▶ Aim
Reproduce the entries below line for line, with no changes, and omit the pictures.
——
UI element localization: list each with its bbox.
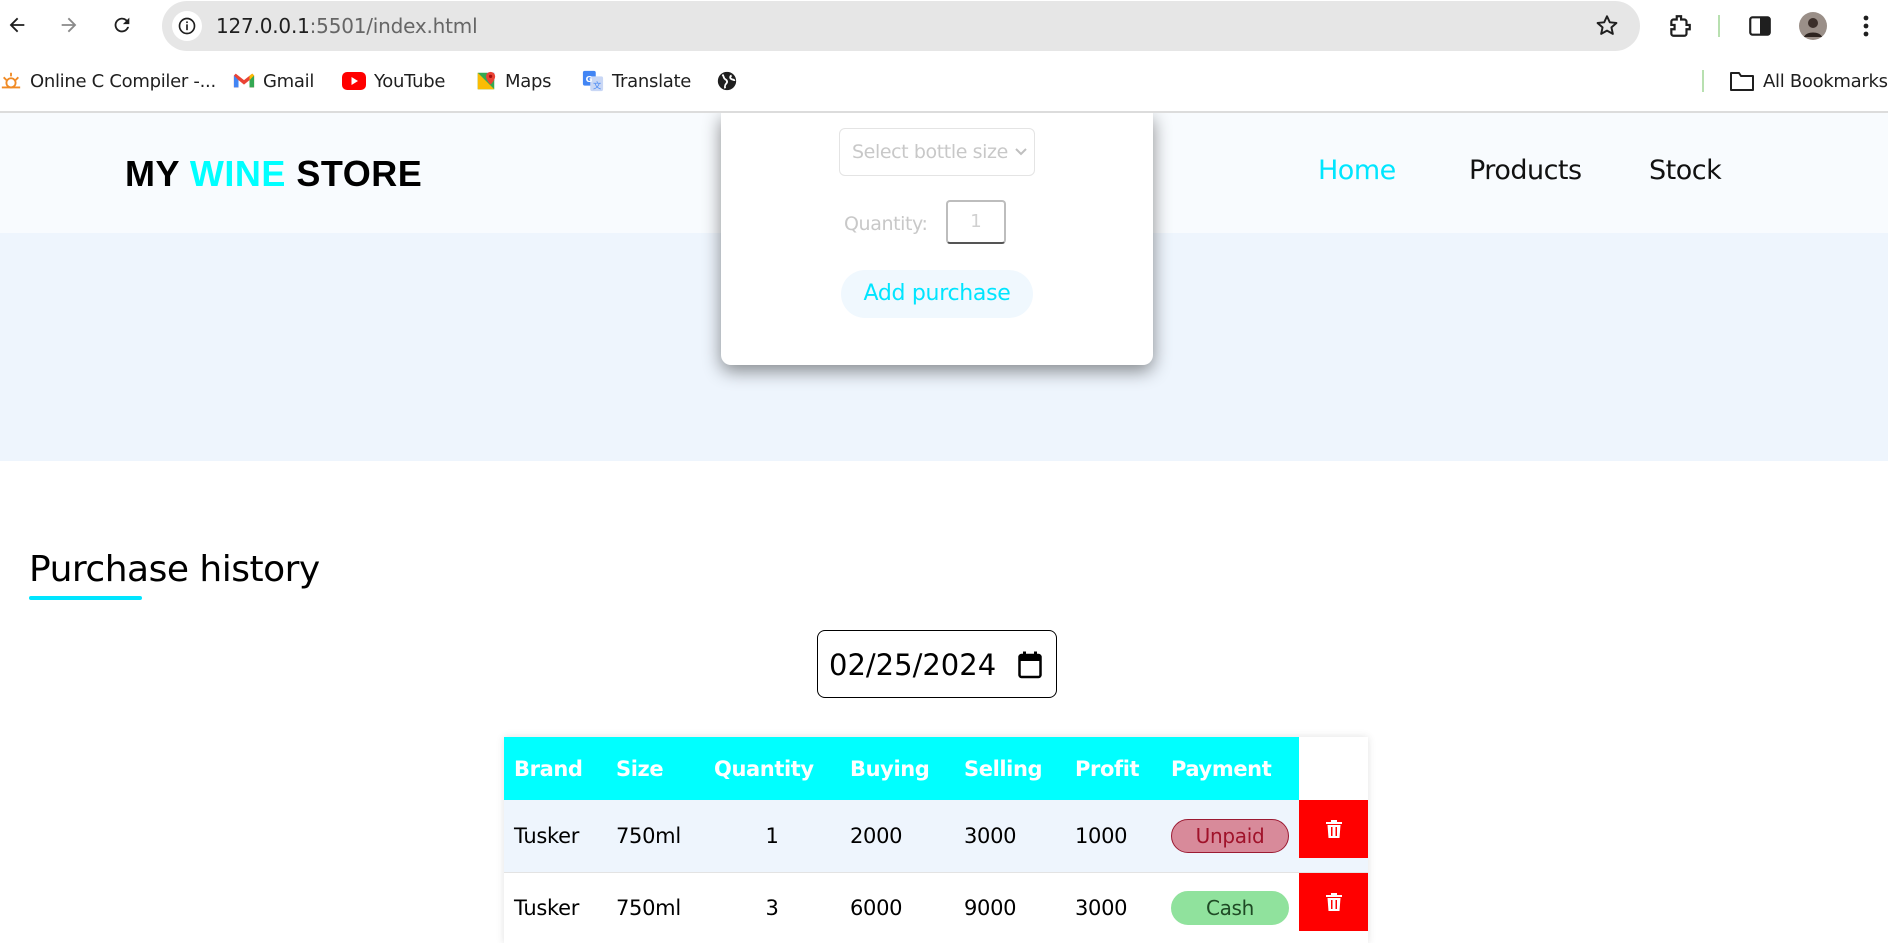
- bookmark-star-icon[interactable]: [1594, 13, 1620, 39]
- side-panel-icon[interactable]: [1744, 10, 1776, 42]
- cell-buying: 6000: [840, 871, 954, 943]
- cell-brand: Tusker: [504, 800, 606, 872]
- reload-button[interactable]: [105, 8, 139, 42]
- cell-selling: 3000: [954, 800, 1065, 872]
- site-info-icon[interactable]: [172, 11, 202, 41]
- add-purchase-modal: Select bottle size Quantity: 1 Add purch…: [721, 113, 1153, 365]
- back-arrow-icon: [9, 17, 25, 33]
- cell-size: 750ml: [606, 800, 704, 872]
- bottle-size-select[interactable]: Select bottle size: [839, 128, 1035, 176]
- nav-products[interactable]: Products: [1469, 155, 1582, 186]
- bookmark-youtube[interactable]: YouTube: [342, 60, 445, 102]
- toolbar-separator: [1718, 15, 1720, 37]
- compiler-icon: [1, 72, 21, 89]
- bookmark-globe[interactable]: [716, 60, 738, 102]
- bookmark-maps[interactable]: Maps: [475, 60, 551, 102]
- quantity-input[interactable]: 1: [946, 200, 1006, 244]
- payment-status-badge[interactable]: Cash: [1171, 891, 1289, 926]
- col-size: Size: [606, 737, 704, 800]
- calendar-icon[interactable]: [1018, 651, 1042, 679]
- purchase-history-table: Brand Size Quantity Buying Selling Profi…: [504, 737, 1368, 943]
- site-logo[interactable]: MY WINE STORE: [125, 153, 422, 195]
- nav-home[interactable]: Home: [1318, 155, 1396, 186]
- bookmarks-bar: Online C Compiler -... Gmail YouTube Map…: [0, 60, 1888, 102]
- cell-profit: 1000: [1065, 800, 1161, 872]
- payment-status-badge[interactable]: Unpaid: [1171, 818, 1289, 853]
- cell-payment: Cash: [1161, 871, 1299, 943]
- svg-text:G: G: [586, 74, 593, 84]
- cell-actions: [1299, 800, 1368, 872]
- forward-button[interactable]: [52, 8, 86, 42]
- cell-brand: Tusker: [504, 871, 606, 943]
- col-brand: Brand: [504, 737, 606, 800]
- url-text[interactable]: 127.0.0.1:5501/index.html: [216, 1, 478, 51]
- cell-quantity: 1: [704, 800, 840, 872]
- cell-payment: Unpaid: [1161, 800, 1299, 872]
- profile-avatar[interactable]: [1797, 10, 1829, 42]
- youtube-icon: [342, 72, 366, 90]
- col-payment: Payment: [1161, 737, 1299, 800]
- folder-icon: [1730, 72, 1754, 91]
- bookmark-online-c-compiler[interactable]: Online C Compiler -...: [0, 60, 216, 102]
- col-profit: Profit: [1065, 737, 1161, 800]
- col-buying: Buying: [840, 737, 954, 800]
- cell-buying: 2000: [840, 800, 954, 872]
- gmail-icon: [233, 73, 255, 88]
- delete-button[interactable]: [1299, 800, 1368, 858]
- reload-icon: [114, 17, 130, 33]
- trash-icon: [1325, 820, 1342, 838]
- menu-kebab-icon[interactable]: [1850, 10, 1882, 42]
- trash-icon: [1325, 892, 1342, 911]
- col-quantity: Quantity: [704, 737, 840, 800]
- quantity-label: Quantity:: [844, 213, 928, 235]
- forward-arrow-icon: [61, 17, 77, 33]
- cell-quantity: 3: [704, 871, 840, 943]
- cell-selling: 9000: [954, 871, 1065, 943]
- delete-button[interactable]: [1299, 872, 1368, 931]
- title-underline: [29, 596, 142, 600]
- col-selling: Selling: [954, 737, 1065, 800]
- extensions-icon[interactable]: [1664, 10, 1696, 42]
- table-row: Tusker 750ml 1 2000 3000 1000 Unpaid: [504, 800, 1368, 872]
- back-button[interactable]: [0, 8, 34, 42]
- table-row: Tusker 750ml 3 6000 9000 3000 Cash: [504, 871, 1368, 943]
- bookmark-gmail[interactable]: Gmail: [233, 60, 314, 102]
- cell-size: 750ml: [606, 871, 704, 943]
- purchase-history-title: Purchase history: [29, 549, 320, 590]
- date-value: 02/25/2024: [829, 648, 997, 682]
- cell-actions: [1299, 871, 1368, 943]
- address-bar[interactable]: 127.0.0.1:5501/index.html: [162, 1, 1640, 51]
- add-purchase-button[interactable]: Add purchase: [841, 270, 1033, 318]
- maps-icon: [477, 71, 496, 90]
- bookmark-translate[interactable]: G文 Translate: [582, 60, 691, 102]
- all-bookmarks-button[interactable]: All Bookmarks: [1729, 60, 1888, 102]
- translate-icon: G文: [582, 70, 604, 92]
- col-actions: [1299, 737, 1368, 800]
- cell-profit: 3000: [1065, 871, 1161, 943]
- svg-text:文: 文: [593, 80, 601, 90]
- bookmarks-separator: [1702, 70, 1704, 92]
- nav-stock[interactable]: Stock: [1649, 155, 1722, 186]
- browser-toolbar: 127.0.0.1:5501/index.html: [0, 0, 1888, 52]
- chevron-down-icon: [1014, 129, 1028, 193]
- globe-icon: [717, 71, 737, 91]
- page-content: MY WINE STORE Home Products Stock Select…: [0, 113, 1888, 943]
- date-picker-input[interactable]: 02/25/2024: [817, 630, 1057, 698]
——
▶ Full response
UI element localization: list each with its bbox.
- bookmark-star-icon[interactable]: [1594, 13, 1620, 39]
- side-panel-icon[interactable]: [1744, 10, 1776, 42]
- cell-buying: 6000: [840, 871, 954, 943]
- cell-brand: Tusker: [504, 800, 606, 872]
- reload-button[interactable]: [105, 8, 139, 42]
- cell-selling: 3000: [954, 800, 1065, 872]
- site-info-icon[interactable]: [172, 11, 202, 41]
- add-purchase-modal: Select bottle size Quantity: 1 Add purch…: [721, 113, 1153, 365]
- back-arrow-icon: [9, 17, 25, 33]
- cell-size: 750ml: [606, 800, 704, 872]
- bottle-size-select[interactable]: Select bottle size: [839, 128, 1035, 176]
- nav-products[interactable]: Products: [1469, 155, 1582, 186]
- bookmark-youtube[interactable]: YouTube: [342, 60, 445, 102]
- toolbar-separator: [1718, 15, 1720, 37]
- compiler-icon: [1, 72, 21, 89]
- bookmark-globe[interactable]: [716, 60, 738, 102]
- bookmark-maps[interactable]: Maps: [475, 60, 551, 102]
- quantity-input[interactable]: 1: [946, 200, 1006, 244]
- payment-status-badge[interactable]: Cash: [1171, 891, 1289, 926]
- col-size: Size: [606, 737, 704, 800]
- calendar-icon[interactable]: [1018, 651, 1042, 679]
- purchase-history-table: Brand Size Quantity Buying Selling Profi…: [504, 737, 1368, 943]
- site-logo[interactable]: MY WINE STORE: [125, 153, 422, 195]
- nav-home[interactable]: Home: [1318, 155, 1396, 186]
- bookmarks-bar: Online C Compiler -... Gmail YouTube Map…: [0, 60, 1888, 102]
- cell-profit: 1000: [1065, 800, 1161, 872]
- payment-status-badge[interactable]: Unpaid: [1171, 818, 1289, 853]
- cell-payment: Cash: [1161, 871, 1299, 943]
- svg-text:G: G: [586, 74, 593, 84]
- cell-actions: [1299, 800, 1368, 872]
- forward-button[interactable]: [52, 8, 86, 42]
- cell-brand: Tusker: [504, 871, 606, 943]
- col-brand: Brand: [504, 737, 606, 800]
- url-text[interactable]: 127.0.0.1:5501/index.html: [216, 1, 478, 51]
- cell-quantity: 1: [704, 800, 840, 872]
- cell-payment: Unpaid: [1161, 800, 1299, 872]
- profile-avatar[interactable]: [1797, 10, 1829, 42]
- youtube-icon: [342, 72, 366, 90]
- col-payment: Payment: [1161, 737, 1299, 800]
- folder-icon: [1730, 72, 1754, 91]
- bookmark-online-c-compiler[interactable]: Online C Compiler -...: [0, 60, 216, 102]
- col-profit: Profit: [1065, 737, 1161, 800]
- col-buying: Buying: [840, 737, 954, 800]
- cell-buying: 2000: [840, 800, 954, 872]
- gmail-icon: [233, 73, 255, 88]
- delete-button[interactable]: [1299, 800, 1368, 858]
- reload-icon: [114, 17, 130, 33]
- trash-icon: [1325, 820, 1342, 838]
- menu-kebab-icon[interactable]: [1850, 10, 1882, 42]
- trash-icon: [1325, 892, 1342, 911]
- col-quantity: Quantity: [704, 737, 840, 800]
- quantity-label: Quantity:: [844, 213, 928, 235]
- forward-arrow-icon: [61, 17, 77, 33]
- cell-quantity: 3: [704, 871, 840, 943]
- cell-selling: 9000: [954, 871, 1065, 943]
- delete-button[interactable]: [1299, 872, 1368, 931]
- title-underline: [29, 596, 142, 600]
- col-selling: Selling: [954, 737, 1065, 800]
- extensions-icon[interactable]: [1664, 10, 1696, 42]
- table-row: Tusker 750ml 1 2000 3000 1000 Unpaid: [504, 800, 1368, 872]
- back-button[interactable]: [0, 8, 34, 42]
- table-row: Tusker 750ml 3 6000 9000 3000 Cash: [504, 871, 1368, 943]
- bookmark-gmail[interactable]: Gmail: [233, 60, 314, 102]
- cell-size: 750ml: [606, 871, 704, 943]
- purchase-history-title: Purchase history: [29, 549, 320, 590]
- date-value: 02/25/2024: [829, 648, 997, 682]
- cell-actions: [1299, 871, 1368, 943]
- address-bar[interactable]: 127.0.0.1:5501/index.html: [162, 1, 1640, 51]
- add-purchase-button[interactable]: Add purchase: [841, 270, 1033, 318]
- maps-icon: [477, 71, 496, 90]
- bookmark-translate[interactable]: G文 Translate: [582, 60, 691, 102]
- all-bookmarks-button[interactable]: All Bookmarks: [1729, 60, 1888, 102]
- translate-icon: G文: [582, 70, 604, 92]
- col-actions: [1299, 737, 1368, 800]
- cell-profit: 3000: [1065, 871, 1161, 943]
- svg-text:文: 文: [593, 80, 601, 90]
- bookmarks-separator: [1702, 70, 1704, 92]
- nav-stock[interactable]: Stock: [1649, 155, 1722, 186]
- browser-toolbar: 127.0.0.1:5501/index.html: [0, 0, 1888, 52]
- chevron-down-icon: [1014, 129, 1028, 193]
- globe-icon: [717, 71, 737, 91]
- page-content: MY WINE STORE Home Products Stock Select…: [0, 113, 1888, 943]
- date-picker-input[interactable]: 02/25/2024: [817, 630, 1057, 698]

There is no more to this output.